◆ SHORT TASK: Present each line of the entries below that holds the word "placeholder".

[Some records]
- - - - -

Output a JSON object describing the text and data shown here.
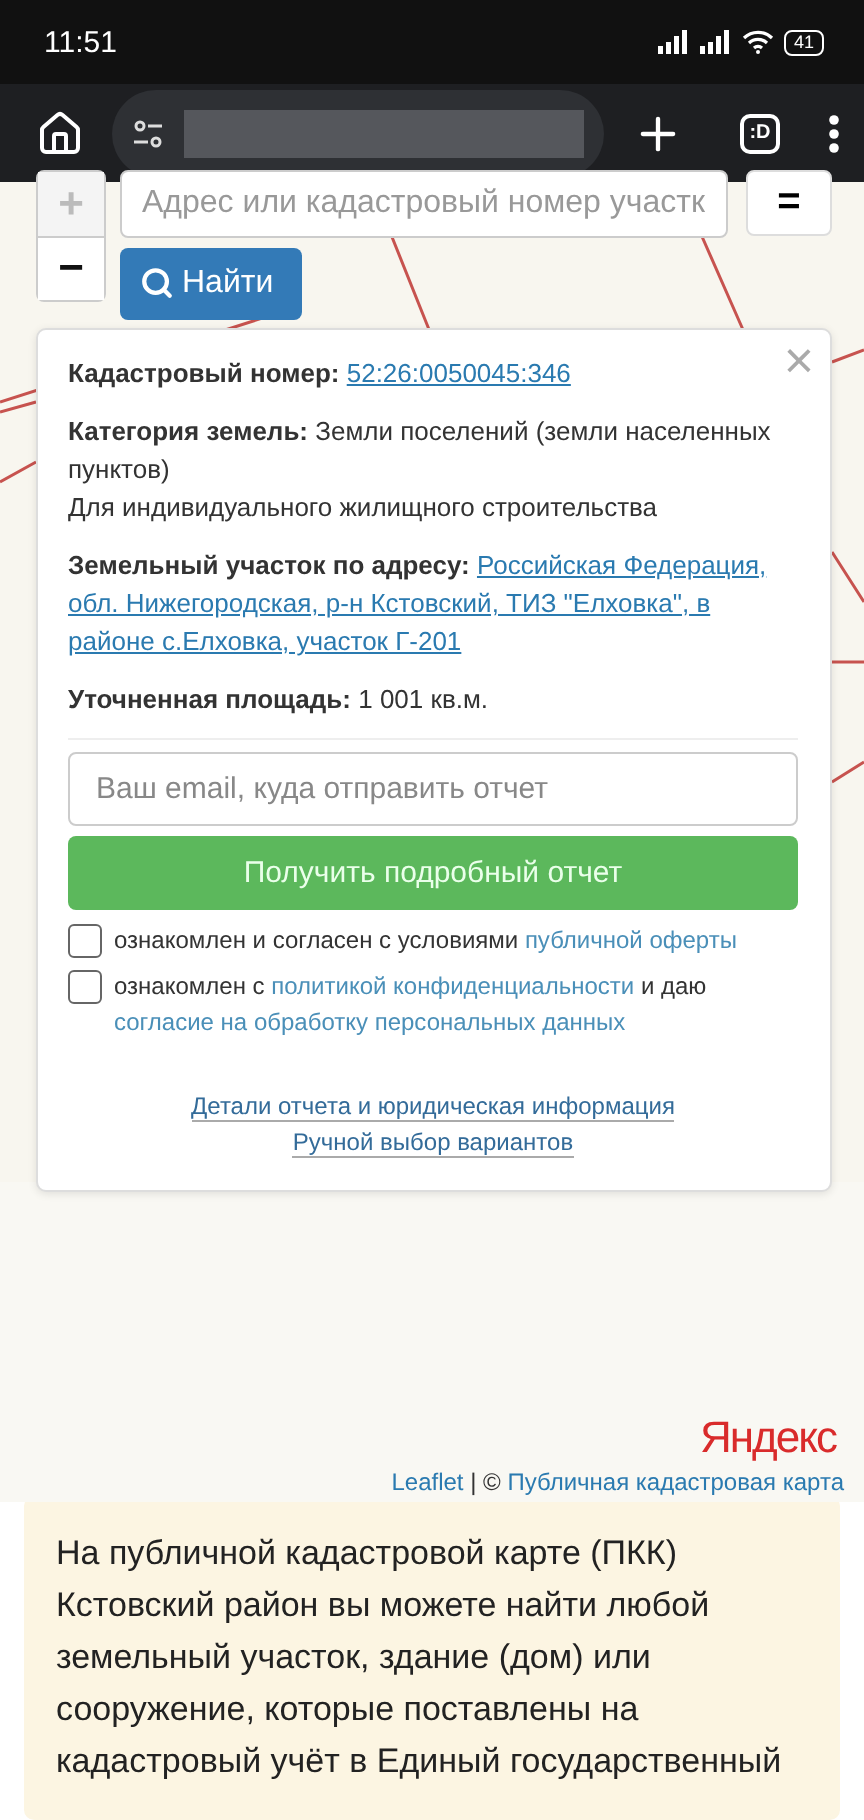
{
  "status_bar": {
    "time": "11:51",
    "battery": "41"
  },
  "browser": {
    "tab_count": ":D"
  },
  "map": {
    "search": {
      "placeholder": "Адрес или кадастровый номер участк"
    },
    "zoom_in": "+",
    "zoom_out": "−",
    "menu": "=",
    "find_button": "Найти",
    "popup": {
      "close": "×",
      "fields": [
        {
          "label": "Кадастровый номер:",
          "value": "52:26:0050045:346",
          "kind": "link"
        },
        {
          "label": "Категория земель:",
          "value": "Земли поселений (земли населенных пунктов)",
          "kind": "text",
          "note": "Для индивидуального жилищного строительства"
        },
        {
          "label": "Земельный участок по адресу:",
          "value_lines": [
            "Российская Федерация,",
            "обл. Нижегородская, р-н Кстовский, ТИЗ \"Елховка\", в",
            "районе с.Елховка, участок Г-201"
          ],
          "kind": "link"
        },
        {
          "label": "Уточненная площадь:",
          "value": "1 001 кв.м.",
          "kind": "text"
        }
      ],
      "email": {
        "placeholder": "Ваш email, куда отправить отчет"
      },
      "submit": "Получить подробный отчет",
      "agreements": [
        {
          "checked": false,
          "parts": [
            {
              "text": "ознакомлен и согласен с условиями ",
              "kind": "text"
            },
            {
              "text": "публичной оферты",
              "kind": "link"
            }
          ]
        },
        {
          "checked": false,
          "parts": [
            {
              "text": "ознакомлен с ",
              "kind": "text"
            },
            {
              "text": "политикой конфиденциальности",
              "kind": "link"
            },
            {
              "text": " и даю ",
              "kind": "text"
            },
            {
              "text": "согласие на обработку персональных данных",
              "kind": "link"
            }
          ]
        }
      ],
      "links": [
        "Детали отчета и юридическая информация",
        "Ручной выбор вариантов"
      ]
    },
    "provider_logo": "Яндекс",
    "attribution": [
      {
        "text": "Leaflet",
        "kind": "link"
      },
      {
        "text": " | © ",
        "kind": "text"
      },
      {
        "text": "Публичная кадастровая карта",
        "kind": "link"
      }
    ]
  },
  "info": {
    "text": "На публичной кадастровой карте (ПКК) Кстовский район вы можете найти любой земельный участок, здание (дом) или сооружение, которые поставлены на кадастровый учёт в Единый государственный"
  }
}
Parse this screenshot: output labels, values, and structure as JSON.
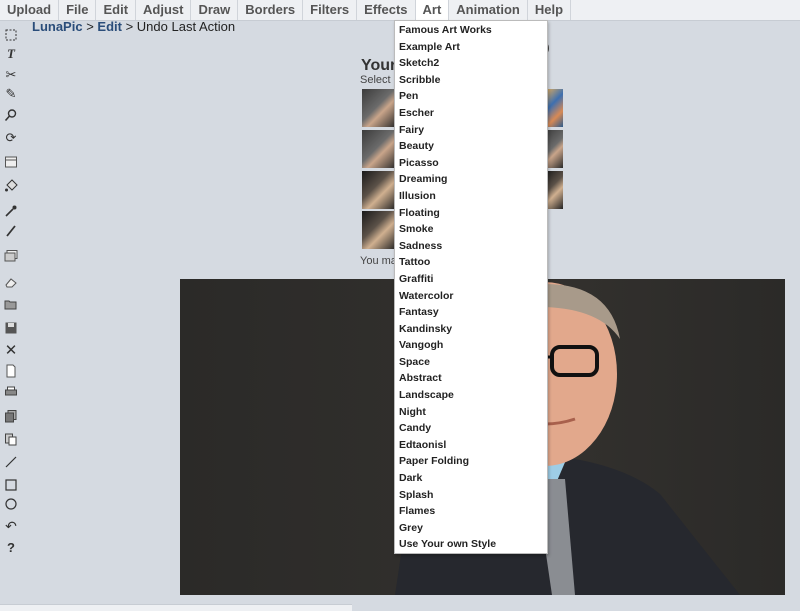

- - - - -

◆ EXERCISE OUTPUT:
      "placeholder": "Адрес или кадастровый номер участк"
        "placeholder": "Ваш email, куда отправить отчет"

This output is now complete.